── INPUT MATERIAL

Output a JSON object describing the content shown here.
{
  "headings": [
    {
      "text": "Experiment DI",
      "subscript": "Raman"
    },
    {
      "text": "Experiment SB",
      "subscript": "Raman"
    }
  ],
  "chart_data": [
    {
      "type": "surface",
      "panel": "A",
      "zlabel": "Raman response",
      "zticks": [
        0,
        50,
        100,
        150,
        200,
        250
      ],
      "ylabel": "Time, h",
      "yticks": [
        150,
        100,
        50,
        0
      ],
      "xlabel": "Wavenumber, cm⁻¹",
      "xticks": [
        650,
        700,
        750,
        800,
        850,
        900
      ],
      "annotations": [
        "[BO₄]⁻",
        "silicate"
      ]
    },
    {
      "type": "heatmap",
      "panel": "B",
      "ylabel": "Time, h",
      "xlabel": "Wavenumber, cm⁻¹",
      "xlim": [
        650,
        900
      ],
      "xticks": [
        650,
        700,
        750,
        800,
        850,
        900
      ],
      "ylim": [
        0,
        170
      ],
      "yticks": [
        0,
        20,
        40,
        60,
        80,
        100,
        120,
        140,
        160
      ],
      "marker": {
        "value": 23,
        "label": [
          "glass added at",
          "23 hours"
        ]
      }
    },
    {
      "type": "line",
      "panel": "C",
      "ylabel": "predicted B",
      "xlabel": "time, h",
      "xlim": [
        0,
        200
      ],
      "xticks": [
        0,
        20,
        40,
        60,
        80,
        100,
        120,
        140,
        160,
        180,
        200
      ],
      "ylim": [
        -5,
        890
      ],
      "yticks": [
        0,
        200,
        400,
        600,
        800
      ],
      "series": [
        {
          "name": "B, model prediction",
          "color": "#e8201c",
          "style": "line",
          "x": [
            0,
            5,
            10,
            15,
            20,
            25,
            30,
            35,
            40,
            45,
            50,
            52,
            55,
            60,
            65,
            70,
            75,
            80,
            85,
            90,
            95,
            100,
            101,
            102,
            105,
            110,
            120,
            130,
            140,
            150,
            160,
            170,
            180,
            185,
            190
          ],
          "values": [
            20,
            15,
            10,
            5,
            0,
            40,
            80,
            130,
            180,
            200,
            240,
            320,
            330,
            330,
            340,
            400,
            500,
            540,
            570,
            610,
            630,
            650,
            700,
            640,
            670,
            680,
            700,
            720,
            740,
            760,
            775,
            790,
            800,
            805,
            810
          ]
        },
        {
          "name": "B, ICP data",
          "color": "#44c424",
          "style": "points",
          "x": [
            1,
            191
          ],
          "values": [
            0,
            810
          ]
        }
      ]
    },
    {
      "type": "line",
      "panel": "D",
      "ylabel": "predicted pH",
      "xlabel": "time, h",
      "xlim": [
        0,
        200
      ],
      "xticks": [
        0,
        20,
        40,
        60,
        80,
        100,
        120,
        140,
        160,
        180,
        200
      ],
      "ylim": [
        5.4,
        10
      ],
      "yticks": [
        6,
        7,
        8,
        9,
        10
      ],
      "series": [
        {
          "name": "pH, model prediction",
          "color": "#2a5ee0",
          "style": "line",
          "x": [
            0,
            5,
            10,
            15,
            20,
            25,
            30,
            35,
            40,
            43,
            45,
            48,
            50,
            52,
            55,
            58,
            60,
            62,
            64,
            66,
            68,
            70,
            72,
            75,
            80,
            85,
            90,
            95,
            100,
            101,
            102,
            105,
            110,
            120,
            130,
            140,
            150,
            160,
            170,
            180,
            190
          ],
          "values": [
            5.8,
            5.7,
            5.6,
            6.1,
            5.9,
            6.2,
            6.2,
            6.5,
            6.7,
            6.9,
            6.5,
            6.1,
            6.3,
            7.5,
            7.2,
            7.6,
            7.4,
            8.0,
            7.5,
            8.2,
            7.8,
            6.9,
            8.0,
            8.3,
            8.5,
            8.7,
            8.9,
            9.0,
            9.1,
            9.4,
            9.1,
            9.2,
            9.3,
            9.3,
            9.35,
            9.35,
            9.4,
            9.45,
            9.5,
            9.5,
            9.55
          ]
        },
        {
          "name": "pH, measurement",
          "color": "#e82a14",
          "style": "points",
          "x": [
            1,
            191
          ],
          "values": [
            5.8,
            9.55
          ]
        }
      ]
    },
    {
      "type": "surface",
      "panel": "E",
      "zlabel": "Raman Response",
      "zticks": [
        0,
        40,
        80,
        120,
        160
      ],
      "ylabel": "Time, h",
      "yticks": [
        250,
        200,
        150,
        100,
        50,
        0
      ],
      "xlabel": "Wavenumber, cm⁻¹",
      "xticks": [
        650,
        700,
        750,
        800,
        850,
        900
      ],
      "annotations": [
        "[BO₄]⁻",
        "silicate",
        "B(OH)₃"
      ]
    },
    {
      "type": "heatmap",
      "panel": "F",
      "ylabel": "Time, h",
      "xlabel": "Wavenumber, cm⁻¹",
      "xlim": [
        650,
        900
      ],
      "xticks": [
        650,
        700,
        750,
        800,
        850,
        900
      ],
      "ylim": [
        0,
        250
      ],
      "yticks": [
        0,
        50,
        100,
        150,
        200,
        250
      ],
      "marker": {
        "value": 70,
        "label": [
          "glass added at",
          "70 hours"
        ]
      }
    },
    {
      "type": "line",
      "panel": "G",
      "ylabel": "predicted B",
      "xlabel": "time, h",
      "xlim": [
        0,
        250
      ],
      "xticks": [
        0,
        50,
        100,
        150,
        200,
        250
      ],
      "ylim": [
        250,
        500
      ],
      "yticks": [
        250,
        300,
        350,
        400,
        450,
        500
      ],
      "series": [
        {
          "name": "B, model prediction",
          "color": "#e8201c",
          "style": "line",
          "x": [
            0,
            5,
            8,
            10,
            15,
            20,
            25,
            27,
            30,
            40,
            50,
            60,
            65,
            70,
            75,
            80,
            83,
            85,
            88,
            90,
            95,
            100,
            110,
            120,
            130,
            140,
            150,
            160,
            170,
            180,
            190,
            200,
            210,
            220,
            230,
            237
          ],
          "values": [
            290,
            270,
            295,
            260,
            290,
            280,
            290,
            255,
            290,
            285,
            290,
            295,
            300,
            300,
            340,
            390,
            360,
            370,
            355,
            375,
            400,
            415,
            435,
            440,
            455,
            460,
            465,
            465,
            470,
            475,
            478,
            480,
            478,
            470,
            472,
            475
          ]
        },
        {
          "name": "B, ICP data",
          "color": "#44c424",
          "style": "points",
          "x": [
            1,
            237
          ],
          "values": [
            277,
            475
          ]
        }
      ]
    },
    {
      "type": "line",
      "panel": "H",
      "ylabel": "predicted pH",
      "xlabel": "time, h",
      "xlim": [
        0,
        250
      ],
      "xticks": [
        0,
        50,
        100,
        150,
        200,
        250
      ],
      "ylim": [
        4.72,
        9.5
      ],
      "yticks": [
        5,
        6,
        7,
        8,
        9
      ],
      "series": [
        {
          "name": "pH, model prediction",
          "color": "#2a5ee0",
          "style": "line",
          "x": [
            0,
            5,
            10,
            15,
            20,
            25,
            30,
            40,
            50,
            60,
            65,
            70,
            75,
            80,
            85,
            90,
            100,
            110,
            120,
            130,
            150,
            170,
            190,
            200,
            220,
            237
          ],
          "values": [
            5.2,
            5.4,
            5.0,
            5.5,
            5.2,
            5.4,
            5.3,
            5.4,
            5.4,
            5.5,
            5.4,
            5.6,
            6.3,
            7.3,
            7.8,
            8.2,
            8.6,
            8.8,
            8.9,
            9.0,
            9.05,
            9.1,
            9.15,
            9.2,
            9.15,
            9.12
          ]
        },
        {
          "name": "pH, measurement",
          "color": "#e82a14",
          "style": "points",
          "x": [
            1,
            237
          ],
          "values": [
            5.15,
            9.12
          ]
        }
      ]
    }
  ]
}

────

*WORK REQUIRED*: Quote all of the entries exactly as they appear.

*EXERCISE RESPONSE*:
Output a JSON object describing the content shown here.
{
  "headings": [
    {
      "text": "Experiment DI",
      "subscript": "Raman"
    },
    {
      "text": "Experiment SB",
      "subscript": "Raman"
    }
  ],
  "chart_data": [
    {
      "type": "surface",
      "panel": "A",
      "zlabel": "Raman response",
      "zticks": [
        0,
        50,
        100,
        150,
        200,
        250
      ],
      "ylabel": "Time, h",
      "yticks": [
        150,
        100,
        50,
        0
      ],
      "xlabel": "Wavenumber, cm⁻¹",
      "xticks": [
        650,
        700,
        750,
        800,
        850,
        900
      ],
      "annotations": [
        "[BO₄]⁻",
        "silicate"
      ]
    },
    {
      "type": "heatmap",
      "panel": "B",
      "ylabel": "Time, h",
      "xlabel": "Wavenumber, cm⁻¹",
      "xlim": [
        650,
        900
      ],
      "xticks": [
        650,
        700,
        750,
        800,
        850,
        900
      ],
      "ylim": [
        0,
        170
      ],
      "yticks": [
        0,
        20,
        40,
        60,
        80,
        100,
        120,
        140,
        160
      ],
      "marker": {
        "value": 23,
        "label": [
          "glass added at",
          "23 hours"
        ]
      }
    },
    {
      "type": "line",
      "panel": "C",
      "ylabel": "predicted B",
      "xlabel": "time, h",
      "xlim": [
        0,
        200
      ],
      "xticks": [
        0,
        20,
        40,
        60,
        80,
        100,
        120,
        140,
        160,
        180,
        200
      ],
      "ylim": [
        -5,
        890
      ],
      "yticks": [
        0,
        200,
        400,
        600,
        800
      ],
      "series": [
        {
          "name": "B, model prediction",
          "color": "#e8201c",
          "style": "line",
          "x": [
            0,
            5,
            10,
            15,
            20,
            25,
            30,
            35,
            40,
            45,
            50,
            52,
            55,
            60,
            65,
            70,
            75,
            80,
            85,
            90,
            95,
            100,
            101,
            102,
            105,
            110,
            120,
            130,
            140,
            150,
            160,
            170,
            180,
            185,
            190
          ],
          "values": [
            20,
            15,
            10,
            5,
            0,
            40,
            80,
            130,
            180,
            200,
            240,
            320,
            330,
            330,
            340,
            400,
            500,
            540,
            570,
            610,
            630,
            650,
            700,
            640,
            670,
            680,
            700,
            720,
            740,
            760,
            775,
            790,
            800,
            805,
            810
          ]
        },
        {
          "name": "B, ICP data",
          "color": "#44c424",
          "style": "points",
          "x": [
            1,
            191
          ],
          "values": [
            0,
            810
          ]
        }
      ]
    },
    {
      "type": "line",
      "panel": "D",
      "ylabel": "predicted pH",
      "xlabel": "time, h",
      "xlim": [
        0,
        200
      ],
      "xticks": [
        0,
        20,
        40,
        60,
        80,
        100,
        120,
        140,
        160,
        180,
        200
      ],
      "ylim": [
        5.4,
        10
      ],
      "yticks": [
        6,
        7,
        8,
        9,
        10
      ],
      "series": [
        {
          "name": "pH, model prediction",
          "color": "#2a5ee0",
          "style": "line",
          "x": [
            0,
            5,
            10,
            15,
            20,
            25,
            30,
            35,
            40,
            43,
            45,
            48,
            50,
            52,
            55,
            58,
            60,
            62,
            64,
            66,
            68,
            70,
            72,
            75,
            80,
            85,
            90,
            95,
            100,
            101,
            102,
            105,
            110,
            120,
            130,
            140,
            150,
            160,
            170,
            180,
            190
          ],
          "values": [
            5.8,
            5.7,
            5.6,
            6.1,
            5.9,
            6.2,
            6.2,
            6.5,
            6.7,
            6.9,
            6.5,
            6.1,
            6.3,
            7.5,
            7.2,
            7.6,
            7.4,
            8.0,
            7.5,
            8.2,
            7.8,
            6.9,
            8.0,
            8.3,
            8.5,
            8.7,
            8.9,
            9.0,
            9.1,
            9.4,
            9.1,
            9.2,
            9.3,
            9.3,
            9.35,
            9.35,
            9.4,
            9.45,
            9.5,
            9.5,
            9.55
          ]
        },
        {
          "name": "pH, measurement",
          "color": "#e82a14",
          "style": "points",
          "x": [
            1,
            191
          ],
          "values": [
            5.8,
            9.55
          ]
        }
      ]
    },
    {
      "type": "surface",
      "panel": "E",
      "zlabel": "Raman Response",
      "zticks": [
        0,
        40,
        80,
        120,
        160
      ],
      "ylabel": "Time, h",
      "yticks": [
        250,
        200,
        150,
        100,
        50,
        0
      ],
      "xlabel": "Wavenumber, cm⁻¹",
      "xticks": [
        650,
        700,
        750,
        800,
        850,
        900
      ],
      "annotations": [
        "[BO₄]⁻",
        "silicate",
        "B(OH)₃"
      ]
    },
    {
      "type": "heatmap",
      "panel": "F",
      "ylabel": "Time, h",
      "xlabel": "Wavenumber, cm⁻¹",
      "xlim": [
        650,
        900
      ],
      "xticks": [
        650,
        700,
        750,
        800,
        850,
        900
      ],
      "ylim": [
        0,
        250
      ],
      "yticks": [
        0,
        50,
        100,
        150,
        200,
        250
      ],
      "marker": {
        "value": 70,
        "label": [
          "glass added at",
          "70 hours"
        ]
      }
    },
    {
      "type": "line",
      "panel": "G",
      "ylabel": "predicted B",
      "xlabel": "time, h",
      "xlim": [
        0,
        250
      ],
      "xticks": [
        0,
        50,
        100,
        150,
        200,
        250
      ],
      "ylim": [
        250,
        500
      ],
      "yticks": [
        250,
        300,
        350,
        400,
        450,
        500
      ],
      "series": [
        {
          "name": "B, model prediction",
          "color": "#e8201c",
          "style": "line",
          "x": [
            0,
            5,
            8,
            10,
            15,
            20,
            25,
            27,
            30,
            40,
            50,
            60,
            65,
            70,
            75,
            80,
            83,
            85,
            88,
            90,
            95,
            100,
            110,
            120,
            130,
            140,
            150,
            160,
            170,
            180,
            190,
            200,
            210,
            220,
            230,
            237
          ],
          "values": [
            290,
            270,
            295,
            260,
            290,
            280,
            290,
            255,
            290,
            285,
            290,
            295,
            300,
            300,
            340,
            390,
            360,
            370,
            355,
            375,
            400,
            415,
            435,
            440,
            455,
            460,
            465,
            465,
            470,
            475,
            478,
            480,
            478,
            470,
            472,
            475
          ]
        },
        {
          "name": "B, ICP data",
          "color": "#44c424",
          "style": "points",
          "x": [
            1,
            237
          ],
          "values": [
            277,
            475
          ]
        }
      ]
    },
    {
      "type": "line",
      "panel": "H",
      "ylabel": "predicted pH",
      "xlabel": "time, h",
      "xlim": [
        0,
        250
      ],
      "xticks": [
        0,
        50,
        100,
        150,
        200,
        250
      ],
      "ylim": [
        4.72,
        9.5
      ],
      "yticks": [
        5,
        6,
        7,
        8,
        9
      ],
      "series": [
        {
          "name": "pH, model prediction",
          "color": "#2a5ee0",
          "style": "line",
          "x": [
            0,
            5,
            10,
            15,
            20,
            25,
            30,
            40,
            50,
            60,
            65,
            70,
            75,
            80,
            85,
            90,
            100,
            110,
            120,
            130,
            150,
            170,
            190,
            200,
            220,
            237
          ],
          "values": [
            5.2,
            5.4,
            5.0,
            5.5,
            5.2,
            5.4,
            5.3,
            5.4,
            5.4,
            5.5,
            5.4,
            5.6,
            6.3,
            7.3,
            7.8,
            8.2,
            8.6,
            8.8,
            8.9,
            9.0,
            9.05,
            9.1,
            9.15,
            9.2,
            9.15,
            9.12
          ]
        },
        {
          "name": "pH, measurement",
          "color": "#e82a14",
          "style": "points",
          "x": [
            1,
            237
          ],
          "values": [
            5.15,
            9.12
          ]
        }
      ]
    }
  ]
}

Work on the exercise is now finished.